**Stated exercise**
Look for the word "world" in the entries below, then copy every line that has it.

**Material to process**

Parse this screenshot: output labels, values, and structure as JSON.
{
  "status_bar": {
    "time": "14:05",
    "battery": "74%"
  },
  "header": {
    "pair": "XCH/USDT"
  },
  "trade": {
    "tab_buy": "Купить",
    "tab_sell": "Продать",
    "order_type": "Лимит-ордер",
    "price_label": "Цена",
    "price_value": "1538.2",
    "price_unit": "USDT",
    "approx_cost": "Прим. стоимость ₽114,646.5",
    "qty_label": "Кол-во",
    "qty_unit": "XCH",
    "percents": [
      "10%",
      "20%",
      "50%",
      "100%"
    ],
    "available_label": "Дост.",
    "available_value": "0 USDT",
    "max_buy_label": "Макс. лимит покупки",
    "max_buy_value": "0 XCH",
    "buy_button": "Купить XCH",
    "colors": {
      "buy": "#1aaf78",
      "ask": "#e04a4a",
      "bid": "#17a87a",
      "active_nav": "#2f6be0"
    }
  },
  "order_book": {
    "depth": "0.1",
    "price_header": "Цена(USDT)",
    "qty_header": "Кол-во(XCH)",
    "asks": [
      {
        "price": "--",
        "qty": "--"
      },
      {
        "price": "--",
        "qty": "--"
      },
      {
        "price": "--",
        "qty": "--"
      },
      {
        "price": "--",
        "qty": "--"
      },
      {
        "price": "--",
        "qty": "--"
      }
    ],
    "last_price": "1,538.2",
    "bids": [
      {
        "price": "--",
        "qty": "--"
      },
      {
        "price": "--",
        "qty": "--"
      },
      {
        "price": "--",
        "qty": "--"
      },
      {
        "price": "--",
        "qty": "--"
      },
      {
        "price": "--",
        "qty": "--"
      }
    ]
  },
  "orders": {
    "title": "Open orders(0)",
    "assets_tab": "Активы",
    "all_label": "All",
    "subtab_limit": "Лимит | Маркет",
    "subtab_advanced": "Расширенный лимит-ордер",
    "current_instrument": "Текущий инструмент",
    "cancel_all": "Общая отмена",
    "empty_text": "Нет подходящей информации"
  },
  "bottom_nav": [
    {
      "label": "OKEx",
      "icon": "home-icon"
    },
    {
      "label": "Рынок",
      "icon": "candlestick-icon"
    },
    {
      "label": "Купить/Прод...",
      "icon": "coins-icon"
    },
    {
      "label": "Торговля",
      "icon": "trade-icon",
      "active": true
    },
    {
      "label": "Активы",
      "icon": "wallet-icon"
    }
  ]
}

--

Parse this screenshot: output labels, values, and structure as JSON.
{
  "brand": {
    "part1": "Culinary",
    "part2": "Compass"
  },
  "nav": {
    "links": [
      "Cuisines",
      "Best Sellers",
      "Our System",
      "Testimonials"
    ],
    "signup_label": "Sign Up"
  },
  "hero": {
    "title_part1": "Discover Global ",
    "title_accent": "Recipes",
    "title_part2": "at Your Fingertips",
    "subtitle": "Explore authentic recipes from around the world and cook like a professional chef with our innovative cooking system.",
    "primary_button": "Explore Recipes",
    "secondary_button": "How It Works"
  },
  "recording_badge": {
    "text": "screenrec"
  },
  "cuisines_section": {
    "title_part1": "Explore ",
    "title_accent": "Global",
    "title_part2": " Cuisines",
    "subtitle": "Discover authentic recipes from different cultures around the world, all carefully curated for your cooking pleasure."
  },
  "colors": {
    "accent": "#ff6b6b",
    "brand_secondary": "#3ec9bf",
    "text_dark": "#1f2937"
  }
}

--

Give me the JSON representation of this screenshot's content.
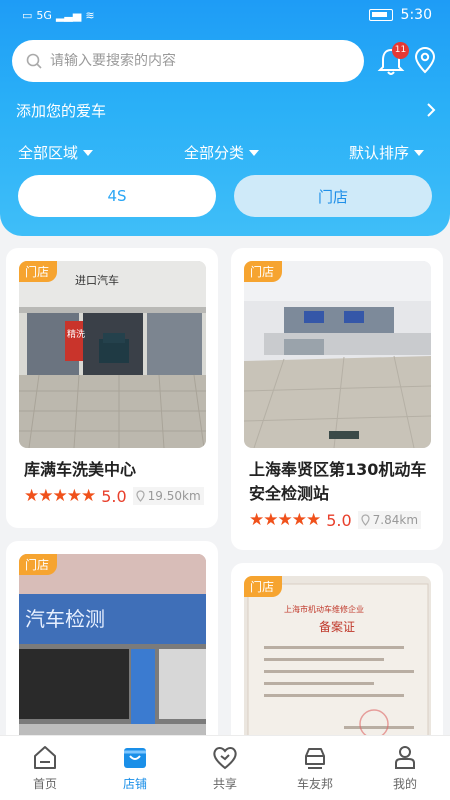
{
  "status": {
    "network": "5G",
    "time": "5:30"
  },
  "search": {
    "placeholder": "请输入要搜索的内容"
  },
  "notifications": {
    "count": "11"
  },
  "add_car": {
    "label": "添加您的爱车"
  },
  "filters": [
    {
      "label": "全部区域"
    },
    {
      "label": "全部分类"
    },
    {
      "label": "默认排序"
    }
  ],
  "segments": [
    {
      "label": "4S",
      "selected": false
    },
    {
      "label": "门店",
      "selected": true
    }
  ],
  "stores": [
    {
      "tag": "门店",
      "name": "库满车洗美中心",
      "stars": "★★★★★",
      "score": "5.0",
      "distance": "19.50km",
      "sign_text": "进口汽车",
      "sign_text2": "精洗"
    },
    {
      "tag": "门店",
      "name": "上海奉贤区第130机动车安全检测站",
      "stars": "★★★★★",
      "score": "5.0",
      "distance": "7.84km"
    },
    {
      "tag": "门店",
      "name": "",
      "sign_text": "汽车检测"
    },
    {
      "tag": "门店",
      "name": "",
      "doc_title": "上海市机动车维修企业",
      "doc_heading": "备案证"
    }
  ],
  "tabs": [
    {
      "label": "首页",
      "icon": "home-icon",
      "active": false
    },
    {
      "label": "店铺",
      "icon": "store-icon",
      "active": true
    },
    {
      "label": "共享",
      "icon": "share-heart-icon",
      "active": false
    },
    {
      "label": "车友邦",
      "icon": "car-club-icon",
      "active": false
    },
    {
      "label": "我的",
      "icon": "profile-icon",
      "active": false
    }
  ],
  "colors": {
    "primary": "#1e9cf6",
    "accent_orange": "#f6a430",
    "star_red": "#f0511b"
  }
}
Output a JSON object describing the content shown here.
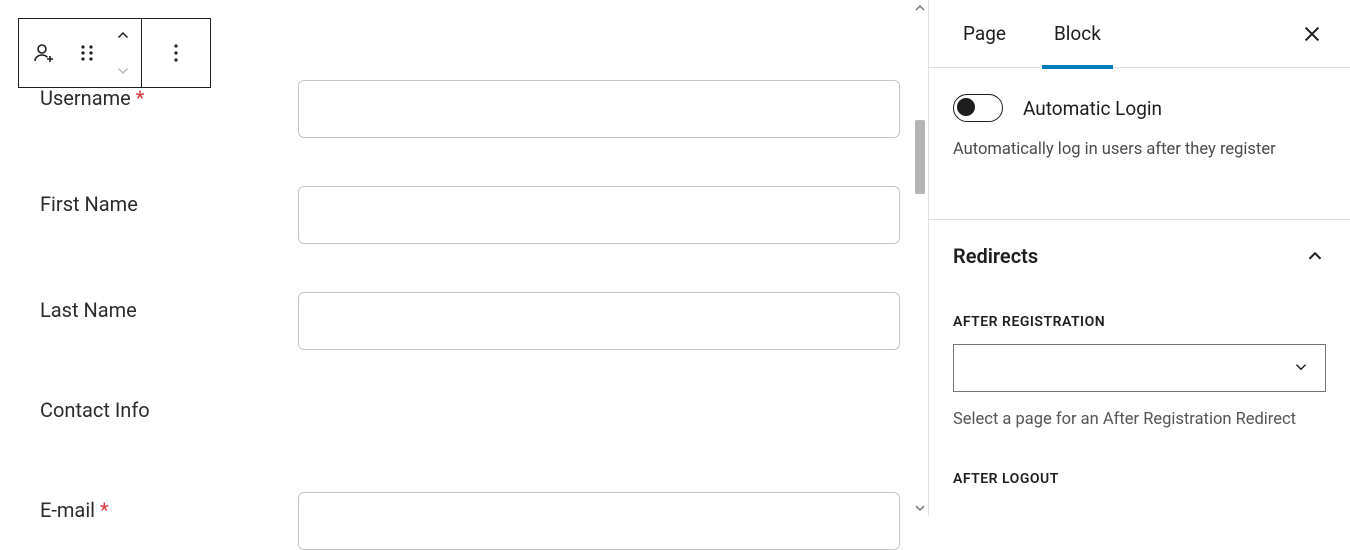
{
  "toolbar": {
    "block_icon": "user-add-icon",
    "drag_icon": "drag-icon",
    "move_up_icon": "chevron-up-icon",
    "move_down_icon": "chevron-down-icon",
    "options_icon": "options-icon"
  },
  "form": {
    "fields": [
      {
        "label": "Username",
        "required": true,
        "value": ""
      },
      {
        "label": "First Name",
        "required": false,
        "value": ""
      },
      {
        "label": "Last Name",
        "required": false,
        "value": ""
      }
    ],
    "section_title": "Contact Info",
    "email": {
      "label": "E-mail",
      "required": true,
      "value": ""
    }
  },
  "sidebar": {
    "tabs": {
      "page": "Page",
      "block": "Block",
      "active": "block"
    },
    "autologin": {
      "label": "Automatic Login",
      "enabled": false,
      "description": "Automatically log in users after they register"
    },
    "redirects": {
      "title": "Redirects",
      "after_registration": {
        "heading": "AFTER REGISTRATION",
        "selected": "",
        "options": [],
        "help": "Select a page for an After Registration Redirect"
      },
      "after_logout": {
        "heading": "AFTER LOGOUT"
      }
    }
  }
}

**Answer**
    "subtitle": "Explore authentic recipes from around the world and cook like a professional chef with our innovative cooking system.",
    "subtitle": "Discover authentic recipes from different cultures around the world, all carefully curated for your cooking pleasure."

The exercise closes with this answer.